Omit the pictures, then reproduce every remaining record exactly.

======

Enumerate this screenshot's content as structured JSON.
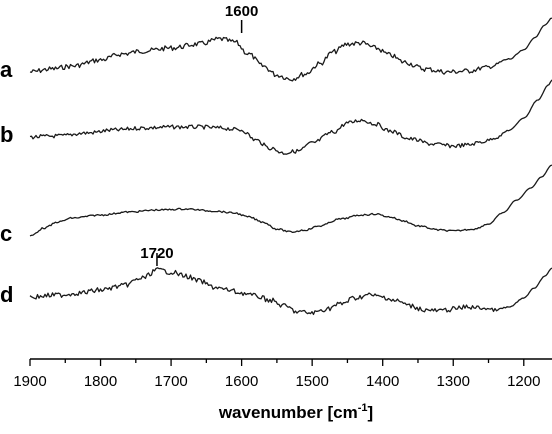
{
  "chart_data": {
    "type": "line",
    "xlabel": "wavenumber [cm",
    "xlabel_sup": "-1",
    "xlabel_close": "]",
    "xlim": [
      1900,
      1160
    ],
    "x_reversed": true,
    "x_ticks": [
      "1900",
      "1800",
      "1700",
      "1600",
      "1500",
      "1400",
      "1300",
      "1200"
    ],
    "y_axis_shown": false,
    "grid": false,
    "series": [
      {
        "name": "a",
        "points": [
          [
            1900,
            72
          ],
          [
            1870,
            69
          ],
          [
            1840,
            66
          ],
          [
            1800,
            60
          ],
          [
            1770,
            54
          ],
          [
            1740,
            51
          ],
          [
            1700,
            48
          ],
          [
            1660,
            44
          ],
          [
            1630,
            39
          ],
          [
            1610,
            42
          ],
          [
            1590,
            54
          ],
          [
            1570,
            66
          ],
          [
            1550,
            75
          ],
          [
            1530,
            79
          ],
          [
            1510,
            74
          ],
          [
            1490,
            64
          ],
          [
            1470,
            52
          ],
          [
            1450,
            44
          ],
          [
            1430,
            43
          ],
          [
            1410,
            48
          ],
          [
            1390,
            55
          ],
          [
            1370,
            62
          ],
          [
            1340,
            69
          ],
          [
            1310,
            72
          ],
          [
            1280,
            71
          ],
          [
            1250,
            67
          ],
          [
            1220,
            59
          ],
          [
            1200,
            50
          ],
          [
            1185,
            38
          ],
          [
            1170,
            25
          ],
          [
            1160,
            18
          ]
        ],
        "peaks": [
          {
            "x": 1600,
            "label": "1600"
          }
        ]
      },
      {
        "name": "b",
        "points": [
          [
            1900,
            137
          ],
          [
            1860,
            136
          ],
          [
            1820,
            133
          ],
          [
            1780,
            130
          ],
          [
            1740,
            128
          ],
          [
            1700,
            127
          ],
          [
            1660,
            127
          ],
          [
            1630,
            128
          ],
          [
            1600,
            130
          ],
          [
            1580,
            140
          ],
          [
            1560,
            148
          ],
          [
            1540,
            153
          ],
          [
            1520,
            151
          ],
          [
            1500,
            143
          ],
          [
            1470,
            132
          ],
          [
            1450,
            123
          ],
          [
            1430,
            120
          ],
          [
            1410,
            124
          ],
          [
            1390,
            131
          ],
          [
            1360,
            139
          ],
          [
            1330,
            144
          ],
          [
            1300,
            146
          ],
          [
            1280,
            145
          ],
          [
            1260,
            142
          ],
          [
            1240,
            138
          ],
          [
            1220,
            130
          ],
          [
            1200,
            118
          ],
          [
            1180,
            100
          ],
          [
            1165,
            85
          ],
          [
            1160,
            80
          ]
        ]
      },
      {
        "name": "c",
        "points": [
          [
            1900,
            236
          ],
          [
            1880,
            228
          ],
          [
            1860,
            222
          ],
          [
            1840,
            218
          ],
          [
            1800,
            215
          ],
          [
            1760,
            212
          ],
          [
            1720,
            210
          ],
          [
            1680,
            209
          ],
          [
            1640,
            211
          ],
          [
            1610,
            213
          ],
          [
            1590,
            217
          ],
          [
            1570,
            222
          ],
          [
            1550,
            229
          ],
          [
            1530,
            232
          ],
          [
            1510,
            230
          ],
          [
            1490,
            226
          ],
          [
            1460,
            219
          ],
          [
            1430,
            215
          ],
          [
            1410,
            214
          ],
          [
            1390,
            217
          ],
          [
            1370,
            221
          ],
          [
            1350,
            226
          ],
          [
            1320,
            230
          ],
          [
            1300,
            231
          ],
          [
            1270,
            229
          ],
          [
            1250,
            224
          ],
          [
            1230,
            213
          ],
          [
            1210,
            200
          ],
          [
            1190,
            188
          ],
          [
            1175,
            177
          ],
          [
            1160,
            165
          ]
        ]
      },
      {
        "name": "d",
        "points": [
          [
            1900,
            297
          ],
          [
            1860,
            295
          ],
          [
            1830,
            293
          ],
          [
            1800,
            290
          ],
          [
            1770,
            286
          ],
          [
            1740,
            278
          ],
          [
            1720,
            270
          ],
          [
            1700,
            272
          ],
          [
            1680,
            276
          ],
          [
            1660,
            281
          ],
          [
            1640,
            287
          ],
          [
            1620,
            290
          ],
          [
            1600,
            293
          ],
          [
            1580,
            296
          ],
          [
            1560,
            300
          ],
          [
            1540,
            306
          ],
          [
            1520,
            312
          ],
          [
            1500,
            313
          ],
          [
            1480,
            309
          ],
          [
            1460,
            304
          ],
          [
            1440,
            298
          ],
          [
            1420,
            295
          ],
          [
            1400,
            297
          ],
          [
            1380,
            301
          ],
          [
            1360,
            306
          ],
          [
            1340,
            310
          ],
          [
            1320,
            311
          ],
          [
            1300,
            309
          ],
          [
            1280,
            307
          ],
          [
            1260,
            308
          ],
          [
            1240,
            310
          ],
          [
            1220,
            307
          ],
          [
            1200,
            298
          ],
          [
            1185,
            288
          ],
          [
            1170,
            276
          ],
          [
            1160,
            268
          ]
        ],
        "peaks": [
          {
            "x": 1720,
            "label": "1720"
          }
        ]
      }
    ]
  }
}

======

== SOLUTION BELOW ==
Enumerate this screenshot's content as structured JSON.
{
  "chart_data": {
    "type": "line",
    "xlabel": "wavenumber [cm",
    "xlabel_sup": "-1",
    "xlabel_close": "]",
    "xlim": [
      1900,
      1160
    ],
    "x_reversed": true,
    "x_ticks": [
      "1900",
      "1800",
      "1700",
      "1600",
      "1500",
      "1400",
      "1300",
      "1200"
    ],
    "y_axis_shown": false,
    "grid": false,
    "series": [
      {
        "name": "a",
        "points": [
          [
            1900,
            72
          ],
          [
            1870,
            69
          ],
          [
            1840,
            66
          ],
          [
            1800,
            60
          ],
          [
            1770,
            54
          ],
          [
            1740,
            51
          ],
          [
            1700,
            48
          ],
          [
            1660,
            44
          ],
          [
            1630,
            39
          ],
          [
            1610,
            42
          ],
          [
            1590,
            54
          ],
          [
            1570,
            66
          ],
          [
            1550,
            75
          ],
          [
            1530,
            79
          ],
          [
            1510,
            74
          ],
          [
            1490,
            64
          ],
          [
            1470,
            52
          ],
          [
            1450,
            44
          ],
          [
            1430,
            43
          ],
          [
            1410,
            48
          ],
          [
            1390,
            55
          ],
          [
            1370,
            62
          ],
          [
            1340,
            69
          ],
          [
            1310,
            72
          ],
          [
            1280,
            71
          ],
          [
            1250,
            67
          ],
          [
            1220,
            59
          ],
          [
            1200,
            50
          ],
          [
            1185,
            38
          ],
          [
            1170,
            25
          ],
          [
            1160,
            18
          ]
        ],
        "peaks": [
          {
            "x": 1600,
            "label": "1600"
          }
        ]
      },
      {
        "name": "b",
        "points": [
          [
            1900,
            137
          ],
          [
            1860,
            136
          ],
          [
            1820,
            133
          ],
          [
            1780,
            130
          ],
          [
            1740,
            128
          ],
          [
            1700,
            127
          ],
          [
            1660,
            127
          ],
          [
            1630,
            128
          ],
          [
            1600,
            130
          ],
          [
            1580,
            140
          ],
          [
            1560,
            148
          ],
          [
            1540,
            153
          ],
          [
            1520,
            151
          ],
          [
            1500,
            143
          ],
          [
            1470,
            132
          ],
          [
            1450,
            123
          ],
          [
            1430,
            120
          ],
          [
            1410,
            124
          ],
          [
            1390,
            131
          ],
          [
            1360,
            139
          ],
          [
            1330,
            144
          ],
          [
            1300,
            146
          ],
          [
            1280,
            145
          ],
          [
            1260,
            142
          ],
          [
            1240,
            138
          ],
          [
            1220,
            130
          ],
          [
            1200,
            118
          ],
          [
            1180,
            100
          ],
          [
            1165,
            85
          ],
          [
            1160,
            80
          ]
        ]
      },
      {
        "name": "c",
        "points": [
          [
            1900,
            236
          ],
          [
            1880,
            228
          ],
          [
            1860,
            222
          ],
          [
            1840,
            218
          ],
          [
            1800,
            215
          ],
          [
            1760,
            212
          ],
          [
            1720,
            210
          ],
          [
            1680,
            209
          ],
          [
            1640,
            211
          ],
          [
            1610,
            213
          ],
          [
            1590,
            217
          ],
          [
            1570,
            222
          ],
          [
            1550,
            229
          ],
          [
            1530,
            232
          ],
          [
            1510,
            230
          ],
          [
            1490,
            226
          ],
          [
            1460,
            219
          ],
          [
            1430,
            215
          ],
          [
            1410,
            214
          ],
          [
            1390,
            217
          ],
          [
            1370,
            221
          ],
          [
            1350,
            226
          ],
          [
            1320,
            230
          ],
          [
            1300,
            231
          ],
          [
            1270,
            229
          ],
          [
            1250,
            224
          ],
          [
            1230,
            213
          ],
          [
            1210,
            200
          ],
          [
            1190,
            188
          ],
          [
            1175,
            177
          ],
          [
            1160,
            165
          ]
        ]
      },
      {
        "name": "d",
        "points": [
          [
            1900,
            297
          ],
          [
            1860,
            295
          ],
          [
            1830,
            293
          ],
          [
            1800,
            290
          ],
          [
            1770,
            286
          ],
          [
            1740,
            278
          ],
          [
            1720,
            270
          ],
          [
            1700,
            272
          ],
          [
            1680,
            276
          ],
          [
            1660,
            281
          ],
          [
            1640,
            287
          ],
          [
            1620,
            290
          ],
          [
            1600,
            293
          ],
          [
            1580,
            296
          ],
          [
            1560,
            300
          ],
          [
            1540,
            306
          ],
          [
            1520,
            312
          ],
          [
            1500,
            313
          ],
          [
            1480,
            309
          ],
          [
            1460,
            304
          ],
          [
            1440,
            298
          ],
          [
            1420,
            295
          ],
          [
            1400,
            297
          ],
          [
            1380,
            301
          ],
          [
            1360,
            306
          ],
          [
            1340,
            310
          ],
          [
            1320,
            311
          ],
          [
            1300,
            309
          ],
          [
            1280,
            307
          ],
          [
            1260,
            308
          ],
          [
            1240,
            310
          ],
          [
            1220,
            307
          ],
          [
            1200,
            298
          ],
          [
            1185,
            288
          ],
          [
            1170,
            276
          ],
          [
            1160,
            268
          ]
        ],
        "peaks": [
          {
            "x": 1720,
            "label": "1720"
          }
        ]
      }
    ]
  }
}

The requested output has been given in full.